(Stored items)
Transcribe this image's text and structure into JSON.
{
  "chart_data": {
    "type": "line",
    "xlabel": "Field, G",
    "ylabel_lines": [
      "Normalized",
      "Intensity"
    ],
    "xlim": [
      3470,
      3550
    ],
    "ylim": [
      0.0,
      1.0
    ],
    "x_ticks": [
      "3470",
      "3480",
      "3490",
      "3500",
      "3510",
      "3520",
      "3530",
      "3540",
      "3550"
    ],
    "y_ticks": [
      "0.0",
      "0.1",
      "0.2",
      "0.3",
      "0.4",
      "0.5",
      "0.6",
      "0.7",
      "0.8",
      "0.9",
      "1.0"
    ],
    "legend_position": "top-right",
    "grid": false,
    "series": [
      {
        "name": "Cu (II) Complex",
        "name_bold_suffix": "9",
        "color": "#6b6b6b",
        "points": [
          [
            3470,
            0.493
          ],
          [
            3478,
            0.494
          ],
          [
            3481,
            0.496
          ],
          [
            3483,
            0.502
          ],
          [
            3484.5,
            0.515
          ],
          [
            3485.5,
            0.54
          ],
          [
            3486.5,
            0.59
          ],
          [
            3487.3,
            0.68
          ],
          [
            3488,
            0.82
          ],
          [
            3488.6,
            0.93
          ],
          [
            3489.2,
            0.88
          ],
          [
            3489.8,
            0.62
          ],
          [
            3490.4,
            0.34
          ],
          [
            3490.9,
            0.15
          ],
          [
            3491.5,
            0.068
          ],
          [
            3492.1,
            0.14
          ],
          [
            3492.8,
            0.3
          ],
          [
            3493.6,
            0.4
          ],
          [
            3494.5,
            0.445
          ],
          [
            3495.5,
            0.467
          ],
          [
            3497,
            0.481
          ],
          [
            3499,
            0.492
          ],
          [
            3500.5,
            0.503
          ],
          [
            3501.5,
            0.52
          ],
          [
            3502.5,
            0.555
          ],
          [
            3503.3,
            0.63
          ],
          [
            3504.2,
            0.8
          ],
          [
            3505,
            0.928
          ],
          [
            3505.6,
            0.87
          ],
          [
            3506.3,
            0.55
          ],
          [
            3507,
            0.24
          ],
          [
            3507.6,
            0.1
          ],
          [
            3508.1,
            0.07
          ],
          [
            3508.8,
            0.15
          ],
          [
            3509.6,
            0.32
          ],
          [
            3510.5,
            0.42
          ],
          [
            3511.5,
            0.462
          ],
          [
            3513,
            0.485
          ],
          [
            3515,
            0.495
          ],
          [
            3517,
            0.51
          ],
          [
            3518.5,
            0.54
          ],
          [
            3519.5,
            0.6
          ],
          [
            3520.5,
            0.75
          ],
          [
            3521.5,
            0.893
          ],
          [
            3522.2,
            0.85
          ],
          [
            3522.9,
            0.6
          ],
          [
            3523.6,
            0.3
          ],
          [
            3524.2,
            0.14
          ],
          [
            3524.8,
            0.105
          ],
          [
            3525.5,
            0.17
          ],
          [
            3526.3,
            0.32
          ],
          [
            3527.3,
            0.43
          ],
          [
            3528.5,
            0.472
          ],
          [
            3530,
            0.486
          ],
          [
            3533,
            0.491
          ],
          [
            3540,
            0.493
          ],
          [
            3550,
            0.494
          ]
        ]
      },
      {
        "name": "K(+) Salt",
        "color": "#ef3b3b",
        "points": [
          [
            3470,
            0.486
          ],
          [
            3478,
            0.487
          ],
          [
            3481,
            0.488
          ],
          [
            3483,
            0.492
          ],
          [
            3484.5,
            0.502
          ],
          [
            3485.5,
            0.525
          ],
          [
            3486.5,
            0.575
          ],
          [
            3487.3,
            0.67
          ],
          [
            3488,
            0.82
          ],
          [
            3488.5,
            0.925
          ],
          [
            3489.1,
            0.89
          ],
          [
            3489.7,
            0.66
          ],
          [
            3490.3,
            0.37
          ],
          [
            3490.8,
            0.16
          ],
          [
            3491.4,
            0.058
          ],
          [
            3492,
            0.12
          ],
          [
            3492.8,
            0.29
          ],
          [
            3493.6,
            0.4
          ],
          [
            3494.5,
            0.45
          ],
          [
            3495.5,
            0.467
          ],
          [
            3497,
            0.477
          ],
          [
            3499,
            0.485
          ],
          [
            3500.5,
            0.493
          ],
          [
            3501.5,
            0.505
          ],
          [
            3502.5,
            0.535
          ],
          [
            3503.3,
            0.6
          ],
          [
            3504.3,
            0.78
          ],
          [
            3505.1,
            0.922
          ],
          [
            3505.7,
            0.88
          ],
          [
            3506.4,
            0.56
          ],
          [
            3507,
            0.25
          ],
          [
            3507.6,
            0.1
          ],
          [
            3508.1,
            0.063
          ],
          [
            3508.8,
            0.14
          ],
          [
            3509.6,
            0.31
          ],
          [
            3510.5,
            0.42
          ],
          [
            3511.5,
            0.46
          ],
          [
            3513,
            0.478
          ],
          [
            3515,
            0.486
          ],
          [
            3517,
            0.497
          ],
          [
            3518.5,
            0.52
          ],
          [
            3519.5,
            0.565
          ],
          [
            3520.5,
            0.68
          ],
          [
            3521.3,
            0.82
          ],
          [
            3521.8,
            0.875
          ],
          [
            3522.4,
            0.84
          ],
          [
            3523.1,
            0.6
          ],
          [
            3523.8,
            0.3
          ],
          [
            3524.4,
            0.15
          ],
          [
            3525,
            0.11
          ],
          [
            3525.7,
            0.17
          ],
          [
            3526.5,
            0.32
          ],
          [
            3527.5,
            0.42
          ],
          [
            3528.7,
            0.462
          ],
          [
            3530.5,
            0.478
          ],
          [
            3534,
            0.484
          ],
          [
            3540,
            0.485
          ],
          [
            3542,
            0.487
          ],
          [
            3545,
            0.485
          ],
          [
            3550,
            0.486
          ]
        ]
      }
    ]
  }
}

> _EXERCISE OBJECTIVE_
Please output every record, keeping each line exact.

> _PROBLEM SOLUTION_
Transcribe this image's text and structure into JSON.
{
  "chart_data": {
    "type": "line",
    "xlabel": "Field, G",
    "ylabel_lines": [
      "Normalized",
      "Intensity"
    ],
    "xlim": [
      3470,
      3550
    ],
    "ylim": [
      0.0,
      1.0
    ],
    "x_ticks": [
      "3470",
      "3480",
      "3490",
      "3500",
      "3510",
      "3520",
      "3530",
      "3540",
      "3550"
    ],
    "y_ticks": [
      "0.0",
      "0.1",
      "0.2",
      "0.3",
      "0.4",
      "0.5",
      "0.6",
      "0.7",
      "0.8",
      "0.9",
      "1.0"
    ],
    "legend_position": "top-right",
    "grid": false,
    "series": [
      {
        "name": "Cu (II) Complex",
        "name_bold_suffix": "9",
        "color": "#6b6b6b",
        "points": [
          [
            3470,
            0.493
          ],
          [
            3478,
            0.494
          ],
          [
            3481,
            0.496
          ],
          [
            3483,
            0.502
          ],
          [
            3484.5,
            0.515
          ],
          [
            3485.5,
            0.54
          ],
          [
            3486.5,
            0.59
          ],
          [
            3487.3,
            0.68
          ],
          [
            3488,
            0.82
          ],
          [
            3488.6,
            0.93
          ],
          [
            3489.2,
            0.88
          ],
          [
            3489.8,
            0.62
          ],
          [
            3490.4,
            0.34
          ],
          [
            3490.9,
            0.15
          ],
          [
            3491.5,
            0.068
          ],
          [
            3492.1,
            0.14
          ],
          [
            3492.8,
            0.3
          ],
          [
            3493.6,
            0.4
          ],
          [
            3494.5,
            0.445
          ],
          [
            3495.5,
            0.467
          ],
          [
            3497,
            0.481
          ],
          [
            3499,
            0.492
          ],
          [
            3500.5,
            0.503
          ],
          [
            3501.5,
            0.52
          ],
          [
            3502.5,
            0.555
          ],
          [
            3503.3,
            0.63
          ],
          [
            3504.2,
            0.8
          ],
          [
            3505,
            0.928
          ],
          [
            3505.6,
            0.87
          ],
          [
            3506.3,
            0.55
          ],
          [
            3507,
            0.24
          ],
          [
            3507.6,
            0.1
          ],
          [
            3508.1,
            0.07
          ],
          [
            3508.8,
            0.15
          ],
          [
            3509.6,
            0.32
          ],
          [
            3510.5,
            0.42
          ],
          [
            3511.5,
            0.462
          ],
          [
            3513,
            0.485
          ],
          [
            3515,
            0.495
          ],
          [
            3517,
            0.51
          ],
          [
            3518.5,
            0.54
          ],
          [
            3519.5,
            0.6
          ],
          [
            3520.5,
            0.75
          ],
          [
            3521.5,
            0.893
          ],
          [
            3522.2,
            0.85
          ],
          [
            3522.9,
            0.6
          ],
          [
            3523.6,
            0.3
          ],
          [
            3524.2,
            0.14
          ],
          [
            3524.8,
            0.105
          ],
          [
            3525.5,
            0.17
          ],
          [
            3526.3,
            0.32
          ],
          [
            3527.3,
            0.43
          ],
          [
            3528.5,
            0.472
          ],
          [
            3530,
            0.486
          ],
          [
            3533,
            0.491
          ],
          [
            3540,
            0.493
          ],
          [
            3550,
            0.494
          ]
        ]
      },
      {
        "name": "K(+) Salt",
        "color": "#ef3b3b",
        "points": [
          [
            3470,
            0.486
          ],
          [
            3478,
            0.487
          ],
          [
            3481,
            0.488
          ],
          [
            3483,
            0.492
          ],
          [
            3484.5,
            0.502
          ],
          [
            3485.5,
            0.525
          ],
          [
            3486.5,
            0.575
          ],
          [
            3487.3,
            0.67
          ],
          [
            3488,
            0.82
          ],
          [
            3488.5,
            0.925
          ],
          [
            3489.1,
            0.89
          ],
          [
            3489.7,
            0.66
          ],
          [
            3490.3,
            0.37
          ],
          [
            3490.8,
            0.16
          ],
          [
            3491.4,
            0.058
          ],
          [
            3492,
            0.12
          ],
          [
            3492.8,
            0.29
          ],
          [
            3493.6,
            0.4
          ],
          [
            3494.5,
            0.45
          ],
          [
            3495.5,
            0.467
          ],
          [
            3497,
            0.477
          ],
          [
            3499,
            0.485
          ],
          [
            3500.5,
            0.493
          ],
          [
            3501.5,
            0.505
          ],
          [
            3502.5,
            0.535
          ],
          [
            3503.3,
            0.6
          ],
          [
            3504.3,
            0.78
          ],
          [
            3505.1,
            0.922
          ],
          [
            3505.7,
            0.88
          ],
          [
            3506.4,
            0.56
          ],
          [
            3507,
            0.25
          ],
          [
            3507.6,
            0.1
          ],
          [
            3508.1,
            0.063
          ],
          [
            3508.8,
            0.14
          ],
          [
            3509.6,
            0.31
          ],
          [
            3510.5,
            0.42
          ],
          [
            3511.5,
            0.46
          ],
          [
            3513,
            0.478
          ],
          [
            3515,
            0.486
          ],
          [
            3517,
            0.497
          ],
          [
            3518.5,
            0.52
          ],
          [
            3519.5,
            0.565
          ],
          [
            3520.5,
            0.68
          ],
          [
            3521.3,
            0.82
          ],
          [
            3521.8,
            0.875
          ],
          [
            3522.4,
            0.84
          ],
          [
            3523.1,
            0.6
          ],
          [
            3523.8,
            0.3
          ],
          [
            3524.4,
            0.15
          ],
          [
            3525,
            0.11
          ],
          [
            3525.7,
            0.17
          ],
          [
            3526.5,
            0.32
          ],
          [
            3527.5,
            0.42
          ],
          [
            3528.7,
            0.462
          ],
          [
            3530.5,
            0.478
          ],
          [
            3534,
            0.484
          ],
          [
            3540,
            0.485
          ],
          [
            3542,
            0.487
          ],
          [
            3545,
            0.485
          ],
          [
            3550,
            0.486
          ]
        ]
      }
    ]
  }
}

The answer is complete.